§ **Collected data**
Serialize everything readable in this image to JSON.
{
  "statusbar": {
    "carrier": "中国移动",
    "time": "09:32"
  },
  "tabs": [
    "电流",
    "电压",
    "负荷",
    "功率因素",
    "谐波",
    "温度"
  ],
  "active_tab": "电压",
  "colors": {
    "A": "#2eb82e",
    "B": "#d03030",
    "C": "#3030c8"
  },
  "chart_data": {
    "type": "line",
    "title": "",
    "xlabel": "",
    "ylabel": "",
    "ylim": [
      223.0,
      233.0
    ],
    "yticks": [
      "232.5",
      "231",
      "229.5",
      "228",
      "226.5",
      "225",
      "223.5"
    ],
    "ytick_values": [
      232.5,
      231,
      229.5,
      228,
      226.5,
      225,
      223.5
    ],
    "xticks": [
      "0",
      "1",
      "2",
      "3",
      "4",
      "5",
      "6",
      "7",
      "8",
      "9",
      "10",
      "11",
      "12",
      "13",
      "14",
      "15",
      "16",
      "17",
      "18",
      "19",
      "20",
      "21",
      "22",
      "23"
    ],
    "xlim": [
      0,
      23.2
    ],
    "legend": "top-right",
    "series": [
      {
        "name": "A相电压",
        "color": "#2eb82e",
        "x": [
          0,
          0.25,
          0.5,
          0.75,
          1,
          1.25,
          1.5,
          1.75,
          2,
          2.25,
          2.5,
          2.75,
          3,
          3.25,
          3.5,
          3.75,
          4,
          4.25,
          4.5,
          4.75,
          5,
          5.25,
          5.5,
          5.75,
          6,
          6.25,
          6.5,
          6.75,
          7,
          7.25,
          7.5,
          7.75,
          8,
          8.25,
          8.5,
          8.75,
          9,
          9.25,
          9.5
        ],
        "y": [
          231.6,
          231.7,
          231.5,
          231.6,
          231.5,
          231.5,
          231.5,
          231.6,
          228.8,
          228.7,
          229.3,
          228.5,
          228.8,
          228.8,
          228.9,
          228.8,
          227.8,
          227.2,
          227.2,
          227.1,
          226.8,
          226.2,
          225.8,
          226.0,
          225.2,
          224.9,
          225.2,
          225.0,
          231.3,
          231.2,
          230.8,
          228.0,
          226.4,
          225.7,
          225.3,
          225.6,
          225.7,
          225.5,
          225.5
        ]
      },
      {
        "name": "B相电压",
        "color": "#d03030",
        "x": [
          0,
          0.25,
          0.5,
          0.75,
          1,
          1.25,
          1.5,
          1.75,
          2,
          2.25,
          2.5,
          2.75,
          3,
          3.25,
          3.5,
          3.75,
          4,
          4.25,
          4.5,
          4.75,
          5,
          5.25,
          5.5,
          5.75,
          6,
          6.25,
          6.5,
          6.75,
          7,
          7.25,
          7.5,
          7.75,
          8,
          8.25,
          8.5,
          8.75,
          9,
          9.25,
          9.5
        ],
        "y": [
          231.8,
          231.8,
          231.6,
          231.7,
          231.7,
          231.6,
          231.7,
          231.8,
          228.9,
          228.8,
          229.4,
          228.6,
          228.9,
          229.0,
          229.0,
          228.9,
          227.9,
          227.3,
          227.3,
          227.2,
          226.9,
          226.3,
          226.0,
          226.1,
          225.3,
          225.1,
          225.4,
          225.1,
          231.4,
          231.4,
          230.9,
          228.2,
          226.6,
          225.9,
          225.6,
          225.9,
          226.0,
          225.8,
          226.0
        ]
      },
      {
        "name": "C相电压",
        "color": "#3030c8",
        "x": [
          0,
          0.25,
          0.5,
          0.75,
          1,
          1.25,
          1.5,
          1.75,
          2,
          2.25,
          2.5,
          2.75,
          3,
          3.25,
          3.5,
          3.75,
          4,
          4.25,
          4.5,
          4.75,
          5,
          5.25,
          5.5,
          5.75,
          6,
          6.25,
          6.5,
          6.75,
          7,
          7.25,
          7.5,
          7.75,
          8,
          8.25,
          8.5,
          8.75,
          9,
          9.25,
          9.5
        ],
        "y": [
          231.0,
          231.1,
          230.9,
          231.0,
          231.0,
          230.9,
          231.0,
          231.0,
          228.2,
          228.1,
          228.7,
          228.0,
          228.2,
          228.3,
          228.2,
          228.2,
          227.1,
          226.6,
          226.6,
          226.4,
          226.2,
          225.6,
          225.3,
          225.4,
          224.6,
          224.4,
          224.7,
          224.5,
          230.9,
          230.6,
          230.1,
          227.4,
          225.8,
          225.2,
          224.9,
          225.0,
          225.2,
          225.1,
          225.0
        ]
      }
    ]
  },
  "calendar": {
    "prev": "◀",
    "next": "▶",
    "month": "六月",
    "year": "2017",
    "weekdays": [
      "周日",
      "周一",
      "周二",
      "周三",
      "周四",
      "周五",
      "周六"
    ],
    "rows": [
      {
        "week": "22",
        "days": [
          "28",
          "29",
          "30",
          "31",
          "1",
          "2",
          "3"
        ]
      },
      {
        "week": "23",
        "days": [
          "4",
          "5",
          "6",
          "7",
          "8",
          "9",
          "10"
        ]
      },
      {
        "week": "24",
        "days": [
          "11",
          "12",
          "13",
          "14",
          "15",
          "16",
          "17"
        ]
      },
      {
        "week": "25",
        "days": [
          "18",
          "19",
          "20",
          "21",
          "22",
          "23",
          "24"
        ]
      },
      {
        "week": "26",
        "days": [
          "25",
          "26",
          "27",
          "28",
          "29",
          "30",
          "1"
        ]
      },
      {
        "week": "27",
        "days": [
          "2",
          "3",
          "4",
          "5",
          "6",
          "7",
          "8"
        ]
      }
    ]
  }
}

§ **What the exercise asks**
Please reproduce every line of the material word for word.

§ **Correct answer**
Serialize everything readable in this image to JSON.
{
  "statusbar": {
    "carrier": "中国移动",
    "time": "09:32"
  },
  "tabs": [
    "电流",
    "电压",
    "负荷",
    "功率因素",
    "谐波",
    "温度"
  ],
  "active_tab": "电压",
  "colors": {
    "A": "#2eb82e",
    "B": "#d03030",
    "C": "#3030c8"
  },
  "chart_data": {
    "type": "line",
    "title": "",
    "xlabel": "",
    "ylabel": "",
    "ylim": [
      223.0,
      233.0
    ],
    "yticks": [
      "232.5",
      "231",
      "229.5",
      "228",
      "226.5",
      "225",
      "223.5"
    ],
    "ytick_values": [
      232.5,
      231,
      229.5,
      228,
      226.5,
      225,
      223.5
    ],
    "xticks": [
      "0",
      "1",
      "2",
      "3",
      "4",
      "5",
      "6",
      "7",
      "8",
      "9",
      "10",
      "11",
      "12",
      "13",
      "14",
      "15",
      "16",
      "17",
      "18",
      "19",
      "20",
      "21",
      "22",
      "23"
    ],
    "xlim": [
      0,
      23.2
    ],
    "legend": "top-right",
    "series": [
      {
        "name": "A相电压",
        "color": "#2eb82e",
        "x": [
          0,
          0.25,
          0.5,
          0.75,
          1,
          1.25,
          1.5,
          1.75,
          2,
          2.25,
          2.5,
          2.75,
          3,
          3.25,
          3.5,
          3.75,
          4,
          4.25,
          4.5,
          4.75,
          5,
          5.25,
          5.5,
          5.75,
          6,
          6.25,
          6.5,
          6.75,
          7,
          7.25,
          7.5,
          7.75,
          8,
          8.25,
          8.5,
          8.75,
          9,
          9.25,
          9.5
        ],
        "y": [
          231.6,
          231.7,
          231.5,
          231.6,
          231.5,
          231.5,
          231.5,
          231.6,
          228.8,
          228.7,
          229.3,
          228.5,
          228.8,
          228.8,
          228.9,
          228.8,
          227.8,
          227.2,
          227.2,
          227.1,
          226.8,
          226.2,
          225.8,
          226.0,
          225.2,
          224.9,
          225.2,
          225.0,
          231.3,
          231.2,
          230.8,
          228.0,
          226.4,
          225.7,
          225.3,
          225.6,
          225.7,
          225.5,
          225.5
        ]
      },
      {
        "name": "B相电压",
        "color": "#d03030",
        "x": [
          0,
          0.25,
          0.5,
          0.75,
          1,
          1.25,
          1.5,
          1.75,
          2,
          2.25,
          2.5,
          2.75,
          3,
          3.25,
          3.5,
          3.75,
          4,
          4.25,
          4.5,
          4.75,
          5,
          5.25,
          5.5,
          5.75,
          6,
          6.25,
          6.5,
          6.75,
          7,
          7.25,
          7.5,
          7.75,
          8,
          8.25,
          8.5,
          8.75,
          9,
          9.25,
          9.5
        ],
        "y": [
          231.8,
          231.8,
          231.6,
          231.7,
          231.7,
          231.6,
          231.7,
          231.8,
          228.9,
          228.8,
          229.4,
          228.6,
          228.9,
          229.0,
          229.0,
          228.9,
          227.9,
          227.3,
          227.3,
          227.2,
          226.9,
          226.3,
          226.0,
          226.1,
          225.3,
          225.1,
          225.4,
          225.1,
          231.4,
          231.4,
          230.9,
          228.2,
          226.6,
          225.9,
          225.6,
          225.9,
          226.0,
          225.8,
          226.0
        ]
      },
      {
        "name": "C相电压",
        "color": "#3030c8",
        "x": [
          0,
          0.25,
          0.5,
          0.75,
          1,
          1.25,
          1.5,
          1.75,
          2,
          2.25,
          2.5,
          2.75,
          3,
          3.25,
          3.5,
          3.75,
          4,
          4.25,
          4.5,
          4.75,
          5,
          5.25,
          5.5,
          5.75,
          6,
          6.25,
          6.5,
          6.75,
          7,
          7.25,
          7.5,
          7.75,
          8,
          8.25,
          8.5,
          8.75,
          9,
          9.25,
          9.5
        ],
        "y": [
          231.0,
          231.1,
          230.9,
          231.0,
          231.0,
          230.9,
          231.0,
          231.0,
          228.2,
          228.1,
          228.7,
          228.0,
          228.2,
          228.3,
          228.2,
          228.2,
          227.1,
          226.6,
          226.6,
          226.4,
          226.2,
          225.6,
          225.3,
          225.4,
          224.6,
          224.4,
          224.7,
          224.5,
          230.9,
          230.6,
          230.1,
          227.4,
          225.8,
          225.2,
          224.9,
          225.0,
          225.2,
          225.1,
          225.0
        ]
      }
    ]
  },
  "calendar": {
    "prev": "◀",
    "next": "▶",
    "month": "六月",
    "year": "2017",
    "weekdays": [
      "周日",
      "周一",
      "周二",
      "周三",
      "周四",
      "周五",
      "周六"
    ],
    "rows": [
      {
        "week": "22",
        "days": [
          "28",
          "29",
          "30",
          "31",
          "1",
          "2",
          "3"
        ]
      },
      {
        "week": "23",
        "days": [
          "4",
          "5",
          "6",
          "7",
          "8",
          "9",
          "10"
        ]
      },
      {
        "week": "24",
        "days": [
          "11",
          "12",
          "13",
          "14",
          "15",
          "16",
          "17"
        ]
      },
      {
        "week": "25",
        "days": [
          "18",
          "19",
          "20",
          "21",
          "22",
          "23",
          "24"
        ]
      },
      {
        "week": "26",
        "days": [
          "25",
          "26",
          "27",
          "28",
          "29",
          "30",
          "1"
        ]
      },
      {
        "week": "27",
        "days": [
          "2",
          "3",
          "4",
          "5",
          "6",
          "7",
          "8"
        ]
      }
    ]
  }
}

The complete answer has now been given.